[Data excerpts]
###

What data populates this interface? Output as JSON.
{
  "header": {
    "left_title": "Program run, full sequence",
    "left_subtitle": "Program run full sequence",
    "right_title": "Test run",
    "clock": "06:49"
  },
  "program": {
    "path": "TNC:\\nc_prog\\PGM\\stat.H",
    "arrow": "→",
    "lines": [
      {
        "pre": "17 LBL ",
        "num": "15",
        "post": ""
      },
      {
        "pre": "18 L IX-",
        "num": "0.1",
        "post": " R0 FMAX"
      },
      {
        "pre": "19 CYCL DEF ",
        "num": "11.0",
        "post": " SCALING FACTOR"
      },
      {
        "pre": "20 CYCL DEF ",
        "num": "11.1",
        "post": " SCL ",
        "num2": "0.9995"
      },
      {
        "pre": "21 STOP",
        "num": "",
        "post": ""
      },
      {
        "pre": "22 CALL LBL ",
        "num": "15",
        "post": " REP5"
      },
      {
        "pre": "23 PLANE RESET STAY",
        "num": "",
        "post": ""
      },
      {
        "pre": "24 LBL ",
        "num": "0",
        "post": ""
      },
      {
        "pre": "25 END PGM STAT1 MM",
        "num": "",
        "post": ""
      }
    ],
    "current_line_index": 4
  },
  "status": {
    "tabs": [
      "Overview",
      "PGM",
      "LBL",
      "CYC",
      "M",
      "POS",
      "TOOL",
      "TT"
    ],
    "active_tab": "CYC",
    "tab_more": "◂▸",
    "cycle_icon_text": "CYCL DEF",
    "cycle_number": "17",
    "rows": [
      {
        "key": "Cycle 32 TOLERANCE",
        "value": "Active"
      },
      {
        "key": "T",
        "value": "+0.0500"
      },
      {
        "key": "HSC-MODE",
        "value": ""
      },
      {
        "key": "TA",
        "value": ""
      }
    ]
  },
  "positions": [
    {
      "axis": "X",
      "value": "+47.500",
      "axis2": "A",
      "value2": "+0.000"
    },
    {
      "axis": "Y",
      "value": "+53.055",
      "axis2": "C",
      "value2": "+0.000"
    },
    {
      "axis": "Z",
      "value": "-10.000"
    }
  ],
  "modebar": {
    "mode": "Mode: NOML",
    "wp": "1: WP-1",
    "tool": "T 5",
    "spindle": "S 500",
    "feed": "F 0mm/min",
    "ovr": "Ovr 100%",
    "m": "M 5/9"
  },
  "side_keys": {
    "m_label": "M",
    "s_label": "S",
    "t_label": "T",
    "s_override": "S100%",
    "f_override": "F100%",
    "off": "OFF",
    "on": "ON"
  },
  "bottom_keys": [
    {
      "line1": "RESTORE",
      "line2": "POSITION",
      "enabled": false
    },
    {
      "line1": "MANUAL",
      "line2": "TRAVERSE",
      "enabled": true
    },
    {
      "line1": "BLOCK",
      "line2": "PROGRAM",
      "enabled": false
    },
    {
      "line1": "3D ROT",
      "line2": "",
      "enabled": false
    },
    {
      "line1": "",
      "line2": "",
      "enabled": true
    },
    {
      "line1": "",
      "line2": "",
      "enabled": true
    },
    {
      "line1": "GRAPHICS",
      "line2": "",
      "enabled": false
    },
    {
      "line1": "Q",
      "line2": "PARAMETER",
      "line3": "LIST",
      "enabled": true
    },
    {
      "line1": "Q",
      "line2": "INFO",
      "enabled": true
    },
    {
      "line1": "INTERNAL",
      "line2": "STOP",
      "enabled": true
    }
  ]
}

###

Pick out the lines containing the word "sequence" and show them.

Solution:
    "left_title": "Program run, full sequence",
    "left_subtitle": "Program run full sequence",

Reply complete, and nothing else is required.